* **Stored entries**

=====

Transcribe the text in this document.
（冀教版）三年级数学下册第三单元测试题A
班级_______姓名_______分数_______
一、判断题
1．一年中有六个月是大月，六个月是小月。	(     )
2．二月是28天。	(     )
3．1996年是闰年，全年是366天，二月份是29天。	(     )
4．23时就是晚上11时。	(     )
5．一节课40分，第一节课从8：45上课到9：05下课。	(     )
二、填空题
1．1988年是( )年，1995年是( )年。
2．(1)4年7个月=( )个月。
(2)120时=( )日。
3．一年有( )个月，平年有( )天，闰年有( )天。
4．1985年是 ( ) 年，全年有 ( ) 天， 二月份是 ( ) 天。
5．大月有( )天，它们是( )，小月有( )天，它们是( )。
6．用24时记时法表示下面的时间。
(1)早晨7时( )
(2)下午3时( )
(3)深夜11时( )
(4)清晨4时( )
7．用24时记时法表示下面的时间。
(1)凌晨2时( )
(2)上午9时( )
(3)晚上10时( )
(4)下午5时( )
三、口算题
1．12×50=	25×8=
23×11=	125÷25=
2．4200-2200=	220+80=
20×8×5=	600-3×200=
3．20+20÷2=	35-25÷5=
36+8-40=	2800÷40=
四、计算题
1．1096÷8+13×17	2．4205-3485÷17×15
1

=====

* **Your objective**
Print the records above exactly as they appear.

* **Result of this exercise**
Transcribe the text in this document.
（冀教版）三年级数学下册第三单元测试题A
班级_______姓名_______分数_______
一、判断题
1．一年中有六个月是大月，六个月是小月。	(     )
2．二月是28天。	(     )
3．1996年是闰年，全年是366天，二月份是29天。	(     )
4．23时就是晚上11时。	(     )
5．一节课40分，第一节课从8：45上课到9：05下课。	(     )
二、填空题
1．1988年是( )年，1995年是( )年。
2．(1)4年7个月=( )个月。
(2)120时=( )日。
3．一年有( )个月，平年有( )天，闰年有( )天。
4．1985年是 ( ) 年，全年有 ( ) 天， 二月份是 ( ) 天。
5．大月有( )天，它们是( )，小月有( )天，它们是( )。
6．用24时记时法表示下面的时间。
(1)早晨7时( )
(2)下午3时( )
(3)深夜11时( )
(4)清晨4时( )
7．用24时记时法表示下面的时间。
(1)凌晨2时( )
(2)上午9时( )
(3)晚上10时( )
(4)下午5时( )
三、口算题
1．12×50=	25×8=
23×11=	125÷25=
2．4200-2200=	220+80=
20×8×5=	600-3×200=
3．20+20÷2=	35-25÷5=
36+8-40=	2800÷40=
四、计算题
1．1096÷8+13×17	2．4205-3485÷17×15
1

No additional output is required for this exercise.